(Data records)

↓

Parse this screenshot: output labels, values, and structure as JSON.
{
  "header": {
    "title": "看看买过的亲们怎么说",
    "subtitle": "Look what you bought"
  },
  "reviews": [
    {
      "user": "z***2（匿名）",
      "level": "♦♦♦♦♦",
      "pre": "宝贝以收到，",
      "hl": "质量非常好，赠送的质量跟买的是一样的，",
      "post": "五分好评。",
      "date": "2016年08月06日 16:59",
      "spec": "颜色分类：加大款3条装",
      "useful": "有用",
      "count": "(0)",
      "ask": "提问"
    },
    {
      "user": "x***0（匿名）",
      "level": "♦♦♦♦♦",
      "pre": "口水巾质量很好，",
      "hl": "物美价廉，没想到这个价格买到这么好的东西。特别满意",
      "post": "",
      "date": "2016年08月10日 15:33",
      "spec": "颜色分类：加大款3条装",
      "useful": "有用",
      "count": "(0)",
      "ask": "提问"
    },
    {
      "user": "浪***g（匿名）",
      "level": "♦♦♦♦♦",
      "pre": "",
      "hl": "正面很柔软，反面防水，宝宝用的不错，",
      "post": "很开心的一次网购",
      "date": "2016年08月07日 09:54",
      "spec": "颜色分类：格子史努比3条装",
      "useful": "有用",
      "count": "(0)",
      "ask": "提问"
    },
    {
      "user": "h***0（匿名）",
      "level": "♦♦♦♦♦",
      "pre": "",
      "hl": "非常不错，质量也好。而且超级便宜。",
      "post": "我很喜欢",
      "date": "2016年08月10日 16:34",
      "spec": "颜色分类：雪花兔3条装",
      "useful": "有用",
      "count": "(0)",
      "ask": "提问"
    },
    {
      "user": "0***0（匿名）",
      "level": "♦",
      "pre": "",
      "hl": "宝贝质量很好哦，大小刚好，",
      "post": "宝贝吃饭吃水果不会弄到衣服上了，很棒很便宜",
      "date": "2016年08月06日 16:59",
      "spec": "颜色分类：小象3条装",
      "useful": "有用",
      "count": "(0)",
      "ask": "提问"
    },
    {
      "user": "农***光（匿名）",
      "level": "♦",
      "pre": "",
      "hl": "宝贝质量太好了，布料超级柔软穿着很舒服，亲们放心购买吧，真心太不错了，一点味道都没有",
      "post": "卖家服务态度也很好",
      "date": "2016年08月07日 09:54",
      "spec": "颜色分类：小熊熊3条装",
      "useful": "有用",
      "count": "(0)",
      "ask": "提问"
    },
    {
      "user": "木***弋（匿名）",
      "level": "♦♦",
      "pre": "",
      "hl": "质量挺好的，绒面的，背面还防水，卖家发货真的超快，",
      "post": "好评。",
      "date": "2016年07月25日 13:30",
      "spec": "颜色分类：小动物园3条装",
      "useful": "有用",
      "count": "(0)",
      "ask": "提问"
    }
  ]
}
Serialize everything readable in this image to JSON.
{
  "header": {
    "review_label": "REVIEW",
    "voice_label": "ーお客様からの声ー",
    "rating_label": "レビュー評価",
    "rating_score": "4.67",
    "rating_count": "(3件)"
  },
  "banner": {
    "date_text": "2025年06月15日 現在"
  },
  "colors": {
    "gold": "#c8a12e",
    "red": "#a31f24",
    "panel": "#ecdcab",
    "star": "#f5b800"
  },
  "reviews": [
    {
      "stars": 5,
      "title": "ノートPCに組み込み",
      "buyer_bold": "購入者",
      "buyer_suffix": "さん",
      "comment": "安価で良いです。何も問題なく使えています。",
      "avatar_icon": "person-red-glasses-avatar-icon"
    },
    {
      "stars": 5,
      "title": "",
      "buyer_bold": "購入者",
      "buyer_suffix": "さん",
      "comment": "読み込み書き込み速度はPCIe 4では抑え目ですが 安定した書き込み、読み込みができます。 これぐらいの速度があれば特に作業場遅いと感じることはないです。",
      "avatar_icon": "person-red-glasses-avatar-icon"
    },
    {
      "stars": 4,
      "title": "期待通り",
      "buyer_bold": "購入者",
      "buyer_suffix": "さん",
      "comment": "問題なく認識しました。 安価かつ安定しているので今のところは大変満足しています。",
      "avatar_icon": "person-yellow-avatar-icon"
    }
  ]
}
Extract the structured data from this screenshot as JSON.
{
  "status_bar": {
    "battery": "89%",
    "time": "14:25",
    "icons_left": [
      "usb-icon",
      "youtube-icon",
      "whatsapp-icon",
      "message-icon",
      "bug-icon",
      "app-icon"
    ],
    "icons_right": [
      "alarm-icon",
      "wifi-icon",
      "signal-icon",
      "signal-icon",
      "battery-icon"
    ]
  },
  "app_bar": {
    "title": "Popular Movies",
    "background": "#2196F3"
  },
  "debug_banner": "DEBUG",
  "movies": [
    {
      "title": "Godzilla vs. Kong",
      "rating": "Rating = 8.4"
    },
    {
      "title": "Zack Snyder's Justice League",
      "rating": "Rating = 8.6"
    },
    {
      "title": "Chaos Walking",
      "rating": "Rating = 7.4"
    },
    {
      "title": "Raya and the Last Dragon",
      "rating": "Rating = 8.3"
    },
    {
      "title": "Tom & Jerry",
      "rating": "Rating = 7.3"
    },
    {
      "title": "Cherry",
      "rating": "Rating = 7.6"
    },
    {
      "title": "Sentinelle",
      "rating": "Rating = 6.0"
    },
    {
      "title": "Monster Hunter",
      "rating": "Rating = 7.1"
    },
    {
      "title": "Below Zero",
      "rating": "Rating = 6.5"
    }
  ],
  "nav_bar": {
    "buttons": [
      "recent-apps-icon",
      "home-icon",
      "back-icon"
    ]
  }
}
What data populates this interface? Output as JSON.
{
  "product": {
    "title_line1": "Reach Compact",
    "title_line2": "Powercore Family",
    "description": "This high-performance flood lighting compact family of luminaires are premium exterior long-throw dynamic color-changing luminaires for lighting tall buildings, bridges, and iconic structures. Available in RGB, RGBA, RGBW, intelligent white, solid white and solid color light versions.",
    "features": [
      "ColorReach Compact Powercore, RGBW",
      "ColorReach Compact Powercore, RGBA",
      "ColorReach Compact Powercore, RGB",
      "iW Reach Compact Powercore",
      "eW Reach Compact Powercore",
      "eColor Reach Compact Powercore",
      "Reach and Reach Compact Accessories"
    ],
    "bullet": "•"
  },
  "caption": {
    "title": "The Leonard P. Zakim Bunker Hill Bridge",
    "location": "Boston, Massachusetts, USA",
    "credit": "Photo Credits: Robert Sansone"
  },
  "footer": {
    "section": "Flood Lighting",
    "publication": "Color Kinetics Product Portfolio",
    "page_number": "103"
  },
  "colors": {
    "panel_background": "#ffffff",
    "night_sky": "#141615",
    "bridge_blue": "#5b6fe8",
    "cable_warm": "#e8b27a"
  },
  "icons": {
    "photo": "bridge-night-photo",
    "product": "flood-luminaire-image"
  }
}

↑

→ **Problem to solve**: Restate the whole listing exactly.

→ **The completed task**:
Parse this screenshot: output labels, values, and structure as JSON.
{
  "header": {
    "title": "看看买过的亲们怎么说",
    "subtitle": "Look what you bought"
  },
  "reviews": [
    {
      "user": "z***2（匿名）",
      "level": "♦♦♦♦♦",
      "pre": "宝贝以收到，",
      "hl": "质量非常好，赠送的质量跟买的是一样的，",
      "post": "五分好评。",
      "date": "2016年08月06日 16:59",
      "spec": "颜色分类：加大款3条装",
      "useful": "有用",
      "count": "(0)",
      "ask": "提问"
    },
    {
      "user": "x***0（匿名）",
      "level": "♦♦♦♦♦",
      "pre": "口水巾质量很好，",
      "hl": "物美价廉，没想到这个价格买到这么好的东西。特别满意",
      "post": "",
      "date": "2016年08月10日 15:33",
      "spec": "颜色分类：加大款3条装",
      "useful": "有用",
      "count": "(0)",
      "ask": "提问"
    },
    {
      "user": "浪***g（匿名）",
      "level": "♦♦♦♦♦",
      "pre": "",
      "hl": "正面很柔软，反面防水，宝宝用的不错，",
      "post": "很开心的一次网购",
      "date": "2016年08月07日 09:54",
      "spec": "颜色分类：格子史努比3条装",
      "useful": "有用",
      "count": "(0)",
      "ask": "提问"
    },
    {
      "user": "h***0（匿名）",
      "level": "♦♦♦♦♦",
      "pre": "",
      "hl": "非常不错，质量也好。而且超级便宜。",
      "post": "我很喜欢",
      "date": "2016年08月10日 16:34",
      "spec": "颜色分类：雪花兔3条装",
      "useful": "有用",
      "count": "(0)",
      "ask": "提问"
    },
    {
      "user": "0***0（匿名）",
      "level": "♦",
      "pre": "",
      "hl": "宝贝质量很好哦，大小刚好，",
      "post": "宝贝吃饭吃水果不会弄到衣服上了，很棒很便宜",
      "date": "2016年08月06日 16:59",
      "spec": "颜色分类：小象3条装",
      "useful": "有用",
      "count": "(0)",
      "ask": "提问"
    },
    {
      "user": "农***光（匿名）",
      "level": "♦",
      "pre": "",
      "hl": "宝贝质量太好了，布料超级柔软穿着很舒服，亲们放心购买吧，真心太不错了，一点味道都没有",
      "post": "卖家服务态度也很好",
      "date": "2016年08月07日 09:54",
      "spec": "颜色分类：小熊熊3条装",
      "useful": "有用",
      "count": "(0)",
      "ask": "提问"
    },
    {
      "user": "木***弋（匿名）",
      "level": "♦♦",
      "pre": "",
      "hl": "质量挺好的，绒面的，背面还防水，卖家发货真的超快，",
      "post": "好评。",
      "date": "2016年07月25日 13:30",
      "spec": "颜色分类：小动物园3条装",
      "useful": "有用",
      "count": "(0)",
      "ask": "提问"
    }
  ]
}
Serialize everything readable in this image to JSON.
{
  "header": {
    "review_label": "REVIEW",
    "voice_label": "ーお客様からの声ー",
    "rating_label": "レビュー評価",
    "rating_score": "4.67",
    "rating_count": "(3件)"
  },
  "banner": {
    "date_text": "2025年06月15日 現在"
  },
  "colors": {
    "gold": "#c8a12e",
    "red": "#a31f24",
    "panel": "#ecdcab",
    "star": "#f5b800"
  },
  "reviews": [
    {
      "stars": 5,
      "title": "ノートPCに組み込み",
      "buyer_bold": "購入者",
      "buyer_suffix": "さん",
      "comment": "安価で良いです。何も問題なく使えています。",
      "avatar_icon": "person-red-glasses-avatar-icon"
    },
    {
      "stars": 5,
      "title": "",
      "buyer_bold": "購入者",
      "buyer_suffix": "さん",
      "comment": "読み込み書き込み速度はPCIe 4では抑え目ですが 安定した書き込み、読み込みができます。 これぐらいの速度があれば特に作業場遅いと感じることはないです。",
      "avatar_icon": "person-red-glasses-avatar-icon"
    },
    {
      "stars": 4,
      "title": "期待通り",
      "buyer_bold": "購入者",
      "buyer_suffix": "さん",
      "comment": "問題なく認識しました。 安価かつ安定しているので今のところは大変満足しています。",
      "avatar_icon": "person-yellow-avatar-icon"
    }
  ]
}
Extract the structured data from this screenshot as JSON.
{
  "status_bar": {
    "battery": "89%",
    "time": "14:25",
    "icons_left": [
      "usb-icon",
      "youtube-icon",
      "whatsapp-icon",
      "message-icon",
      "bug-icon",
      "app-icon"
    ],
    "icons_right": [
      "alarm-icon",
      "wifi-icon",
      "signal-icon",
      "signal-icon",
      "battery-icon"
    ]
  },
  "app_bar": {
    "title": "Popular Movies",
    "background": "#2196F3"
  },
  "debug_banner": "DEBUG",
  "movies": [
    {
      "title": "Godzilla vs. Kong",
      "rating": "Rating = 8.4"
    },
    {
      "title": "Zack Snyder's Justice League",
      "rating": "Rating = 8.6"
    },
    {
      "title": "Chaos Walking",
      "rating": "Rating = 7.4"
    },
    {
      "title": "Raya and the Last Dragon",
      "rating": "Rating = 8.3"
    },
    {
      "title": "Tom & Jerry",
      "rating": "Rating = 7.3"
    },
    {
      "title": "Cherry",
      "rating": "Rating = 7.6"
    },
    {
      "title": "Sentinelle",
      "rating": "Rating = 6.0"
    },
    {
      "title": "Monster Hunter",
      "rating": "Rating = 7.1"
    },
    {
      "title": "Below Zero",
      "rating": "Rating = 6.5"
    }
  ],
  "nav_bar": {
    "buttons": [
      "recent-apps-icon",
      "home-icon",
      "back-icon"
    ]
  }
}
What data populates this interface? Output as JSON.
{
  "product": {
    "title_line1": "Reach Compact",
    "title_line2": "Powercore Family",
    "description": "This high-performance flood lighting compact family of luminaires are premium exterior long-throw dynamic color-changing luminaires for lighting tall buildings, bridges, and iconic structures. Available in RGB, RGBA, RGBW, intelligent white, solid white and solid color light versions.",
    "features": [
      "ColorReach Compact Powercore, RGBW",
      "ColorReach Compact Powercore, RGBA",
      "ColorReach Compact Powercore, RGB",
      "iW Reach Compact Powercore",
      "eW Reach Compact Powercore",
      "eColor Reach Compact Powercore",
      "Reach and Reach Compact Accessories"
    ],
    "bullet": "•"
  },
  "caption": {
    "title": "The Leonard P. Zakim Bunker Hill Bridge",
    "location": "Boston, Massachusetts, USA",
    "credit": "Photo Credits: Robert Sansone"
  },
  "footer": {
    "section": "Flood Lighting",
    "publication": "Color Kinetics Product Portfolio",
    "page_number": "103"
  },
  "colors": {
    "panel_background": "#ffffff",
    "night_sky": "#141615",
    "bridge_blue": "#5b6fe8",
    "cable_warm": "#e8b27a"
  },
  "icons": {
    "photo": "bridge-night-photo",
    "product": "flood-luminaire-image"
  }
}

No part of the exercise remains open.